TEXT SEGMENT
_ _ _

That said, I think part of the reason for the general malaise is that what would make these devices more useful would be access to sensors that will tell you more things.  However, you can’t just use your iPhone or iPad to talk to any device—the device must have Apple’s “Made for iPhone/iPad” sticker.  So a third-party developer with a great idea on how to use, say, a telescope with their iPad must convince the hardware maker to become an iPhone/iPad developer and certify that their bluetooth telescope controller will work with the iPad before you can actually talk to it to move the telescope around.

Thus, you are limited to the sensors in the device.  And there’s only so much you can do with an accelerometer…

Bosco (Brad Hutchings)

I kinda get what you’re saying John. Ted tweeted this tonight.

It’s like the iPad is a little money sucker intended to be handed to 7 year olds who have no concept of money. Great business model if you can make it work.

Oh, this is one of those cases where Flash games, distributed on many private sites and not backed by a single account and credit card would be much more secure in practice than a centralized curated garden. Unarguably grin.

AllNamesAreTaken

I would suspect that many of these people who use the iPad merely for consumption are highly productive in other segments of their lives.  I’d let them re(-)create with the iPad in whatever manner they wish—they’ve likely earned it.

I am struck by the number of people who have been alienated from tech for going on decades now.  They’ve been frozen out of the worlds of the internet, and from other benefits of computers, but now for the first time have found a way into it via the iPad (Hey Mom!)  Even if all they ever do is consumption with it—ever—I think that’s a fine thing.

I am also struck by the increasing reports from enterprise and other businesses, from creatives and regular people, who are exploring what they can do with this thing (the App Store is not to be under-rated in its role here).  There’s a sense of a wild exploration going on by developers and consumers alike—they’re playing with it just to see what they can do.

And I don’t know that beautiful, well-designed objects necessarily need to justify themselves based on function (getting metaphysical here).  It would be nice if they could do that, but if it’s beautiful, we often don’t bother with any other justifications after that.  Ugly things however need to justify themselves by some other measure (functionality, for example), or else we wonder why such a thing isn’t torn down or immediately recycled.  That’s unfair, but that’s the way it is, and we typically don’t make apologies for it.

We’ve seen similar arguments before regarding TV, too (although I wouldn’t put the iPad in the same class as TV, necessarily).  Depending on who you are, the device can merely be for mindless consumption, or learning, or creating, or some blend of all those.

JM: I’d suggest revisiting this article in 3 years time and let’s see what has transpired.

geoduck

Think of the inventions that came in the first decade of the 20th century. The car, the airplane, the liquid fuelled rocket. They all started out as a gadget, a toy. Then as time passed people became more used to them, trusted them to be reliable enough to hang their life and their business on. The Wright Flyer became air liners and fire bombers. The toy rocket became the Saturn V. We’re just at the very thin edge of a new wave of development. Yes it’s a toy now. Yes it’s only being used to sell now. Watch as the momentum builds.

_ _ _

[Collection entries]
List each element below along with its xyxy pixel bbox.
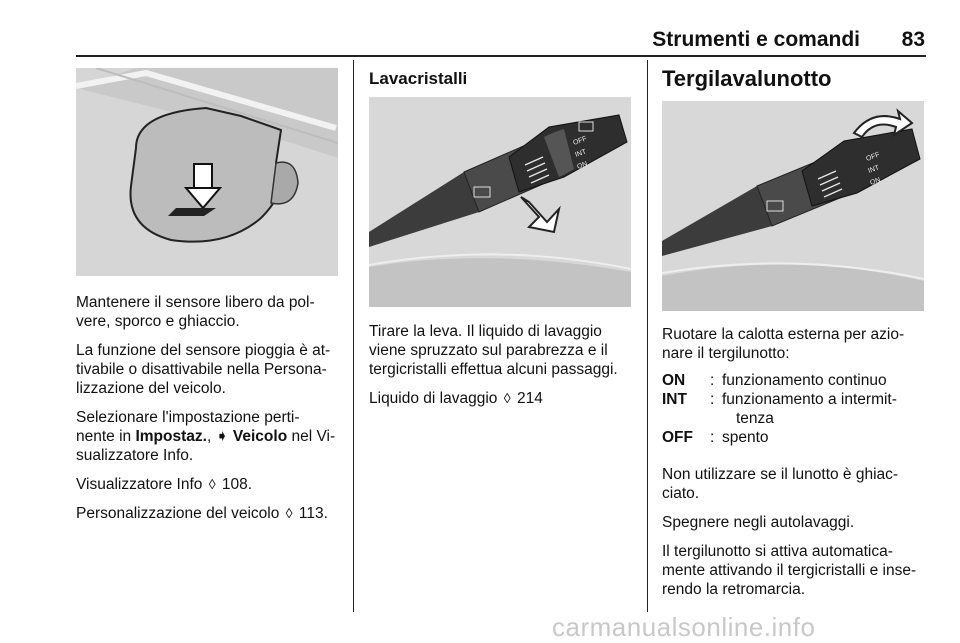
- col1-p4-text: Visualizzatore Info: [76, 476, 207, 493]
- col1-p3-line1: Selezionare l'impostazione perti-: [76, 409, 300, 426]
- col1-p5-text: Personalizzazione del veicolo: [76, 505, 284, 522]
- column-divider-2: [647, 60, 648, 612]
- lever-label-int: INT: [574, 148, 588, 159]
- def-desc-off: spento: [722, 429, 769, 446]
- col2-text: [369, 322, 641, 418]
- page-ref-icon: ◊: [503, 390, 511, 406]
- def-desc-on: funzionamento continuo: [722, 372, 887, 389]
- col1-paragraph-5: [76, 504, 346, 523]
- col1-p3-sep: ,: [206, 428, 216, 445]
- col2-p1-line2: viene spruzzato sul parabrezza e il: [369, 342, 608, 359]
- def-term-on: ON: [662, 372, 686, 389]
- col1-p2-line3: lizzazione del veicolo.: [76, 380, 226, 397]
- def-row-off: [662, 428, 930, 447]
- rear-lever-label-int: INT: [867, 164, 881, 175]
- def-colon: :: [710, 372, 715, 389]
- col3-p1-line2: nare il tergilunotto:: [662, 345, 790, 362]
- header-rule: [76, 55, 926, 57]
- vehicle-menu-link: Veicolo: [232, 428, 288, 445]
- col3-paragraph-1: [662, 325, 930, 363]
- rear-wiper-lever-icon: [662, 101, 924, 311]
- col2-p1-line1: Tirare la leva. Il liquido di lavaggio: [369, 323, 602, 340]
- lever-label-off: OFF: [572, 135, 588, 147]
- rear-lever-label-on: ON: [869, 176, 882, 187]
- page-number: 83: [901, 28, 925, 51]
- def-term-int: INT: [662, 391, 687, 408]
- col3-p1-line1: Ruotare la calotta esterna per azio-: [662, 326, 905, 343]
- col2-paragraph-1: [369, 322, 641, 379]
- col3-p2-line1: Non utilizzare se il lunotto è ghiac-: [662, 466, 899, 483]
- def-colon: :: [710, 391, 715, 408]
- col1-p3-pre: nente in: [76, 428, 136, 445]
- def-term-off: OFF: [662, 429, 693, 446]
- col1-p2-line2: tivabile o disattivabile nella Persona-: [76, 361, 327, 378]
- wiper-lever-icon: [369, 97, 631, 307]
- page-ref-icon: ◊: [208, 476, 216, 492]
- page-ref-icon: ◊: [285, 505, 293, 521]
- col2-p2-text: Liquido di lavaggio: [369, 390, 502, 407]
- col1-p1-line2: vere, sporco e ghiaccio.: [76, 313, 240, 330]
- col1-p3-post: nel Vi-: [287, 428, 336, 445]
- col3-p4-line1: Il tergilunotto si attiva automatica-: [662, 543, 893, 560]
- col3-paragraph-2: [662, 465, 930, 503]
- rear-lever-label-off: OFF: [865, 151, 881, 163]
- page-header-title: Strumenti e comandi: [652, 28, 860, 51]
- col3-p4-line3: rendo la retromarcia.: [662, 581, 806, 598]
- col2-paragraph-2: [369, 389, 641, 408]
- col3-p4-line2: mente attivando il tergicristalli e inse-: [662, 562, 917, 579]
- watermark: carmanualsonline.info: [552, 612, 816, 642]
- def-colon: :: [710, 429, 715, 446]
- col1-p3-line3: sualizzatore Info.: [76, 447, 194, 464]
- def-row-on: [662, 371, 930, 390]
- washer-lever-figure: [369, 97, 631, 307]
- def-row-int: [662, 390, 930, 428]
- col1-text: [76, 293, 346, 533]
- col1-p2-line1: La funzione del sensore pioggia è at-: [76, 342, 331, 359]
- rear-wiper-figure: [662, 101, 924, 311]
- def-desc-int: [722, 390, 930, 428]
- rain-sensor-figure: [76, 68, 338, 276]
- column-divider-1: [353, 60, 354, 612]
- col3-paragraph-4: [662, 542, 930, 599]
- col1-p1-line1: Mantenere il sensore libero da pol-: [76, 294, 315, 311]
- mode-definition-list: [662, 371, 930, 447]
- page-ref-113[interactable]: 113.: [298, 505, 328, 522]
- section-title-lavacristalli: Lavacristalli: [369, 69, 468, 88]
- rain-sensor-icon: [76, 68, 338, 276]
- def-desc-int-line1: funzionamento a intermit-: [722, 391, 897, 408]
- def-desc-int-line2: tenza: [736, 410, 774, 427]
- col2-p1-line3: tergicristalli effettua alcuni passaggi.: [369, 361, 618, 378]
- col3-text: [662, 325, 930, 609]
- col1-paragraph-1: [76, 293, 346, 331]
- lever-label-on: ON: [576, 160, 589, 171]
- menu-arrow-icon: ➧: [215, 428, 229, 445]
- page-ref-214[interactable]: 214: [516, 390, 543, 407]
- col3-paragraph-3: [662, 513, 930, 532]
- col1-paragraph-2: [76, 341, 346, 398]
- page-ref-108[interactable]: 108.: [221, 476, 253, 493]
- col1-paragraph-4: [76, 475, 346, 494]
- col3-p2-line2: ciato.: [662, 485, 700, 502]
- section-title-tergilavalunotto: Tergilavalunotto: [662, 66, 832, 91]
- settings-menu-link: Impostaz.: [135, 428, 207, 445]
- col1-paragraph-3: [76, 408, 346, 465]
- col3-p3: Spegnere negli autolavaggi.: [662, 514, 855, 531]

_ _ _

SET PROBLEM 1
Answer these questions about the iPad discussion:
(a) What sticker must a device carry before an iPhone or iPad can talk to it?
(b) After how many years does JM suggest revisiting the article?
(c) According to geoduck, what did the toy rocket become?
SET PROBLEM 2
Swap "alienated" for "estranged" in the iPad discussion, and write out the passage that begins at the words "I would suspect" and stops after "a fine thing.".
SET PROBLEM 3
Carry on the iPad discussion from the point where it stops.
The entries have no connection to the iPad discussion.

EXPECTED ANSWER 1
(a) Apple's "Made for iPhone/iPad" sticker
(b) 3 years
(c) The Saturn V

EXPECTED ANSWER 2
I would suspect that many of these people who use the iPad merely for consumption are highly productive in other segments of their lives.  I’d let them re(-)create with the iPad in whatever manner they wish—they’ve likely earned it.

I am struck by the number of people who have been estranged from tech for going on decades now.  They’ve been frozen out of the worlds of the internet, and from other benefits of computers, but now for the first time have found a way into it via the iPad (Hey Mom!)  Even if all they ever do is consumption with it—ever—I think that’s a fine thing.

EXPECTED ANSWER 3
dmuzzy

I think you are correct if you remove “iPad” and insert “technology”. I think that the majority of the populace uses technology as either entertainment or time-saver so they can get back to their entertainment. Be it transportation technology (look at my Hummer / let’s fly to Vegas), to communications technology (inane texting / gabbing with bff), to printing (SI swimsuit edition); technology is often used for unproductive purposes.

It is only a smaller percentage that utilizes technology for productive ends. But I don’t necessarily think that is a problem inherent in the system, I think it is an issue with people. Unfortunately, I don’t count myself as one who is necessarily productive; except in my job where I use it to generate income for my place of employment and provide for my family.

All that being said, I also think that being productive is in the eye of the beholder. For example, my wife is inherently social. For her to use technology to connect with those she loves falls into being productive. Not so much for me, but who’s to say which is right.

my 2 cents.

... and loving my iPad.  smile

Ref Librarian

I kind of object to the word “productive” and would want to use “integrated” instead. I use my iPhone to identify birds that come to the bird feeder, tell me how far I’ve walked when exercising, to divvy up the bill at lunch with friends, listen to a Stanford University course, check on my bank account and deposit checks, listen to music in the car, read a book at the dentist, check personal email and facebook at work, keep tabs on the stock market, and follow the newspapers, the publishing and library fields on twitter. I also use it to play games or view a video or keep up with a few forums I belong to once in a while. When I get my iPad, I expect it too will be integrated into both my work and leisure time.

Although some might like to think that those pads in Star Trek were only for serious business I bet they were integrated into their lives and sometimes they played games and watched movies on them too.

Tik Tok

Just got back from a business weekend.  I used my iPad, connected to a projector, to show a slideshow about the business that I’d earlier created at home.  And, with some difficulty due to the slow internet connection available, employed MobileMe’s iDisk to review various documents during meetings.  Until I get a camera connector, which remain unavailable, I couldn’t download photos of a social event at the weekend to show others at the time—which would have been “entertaining”, but fun nevertheless.  During off-time, I researched the particular necessities for a hike to be taken later this month with my son.  And read the various news outlets from their apps. 
This is not to say the iPad isn’t fun and entertaining, too, but that we are still learning all about how to make it a valuable alternative to a laptop.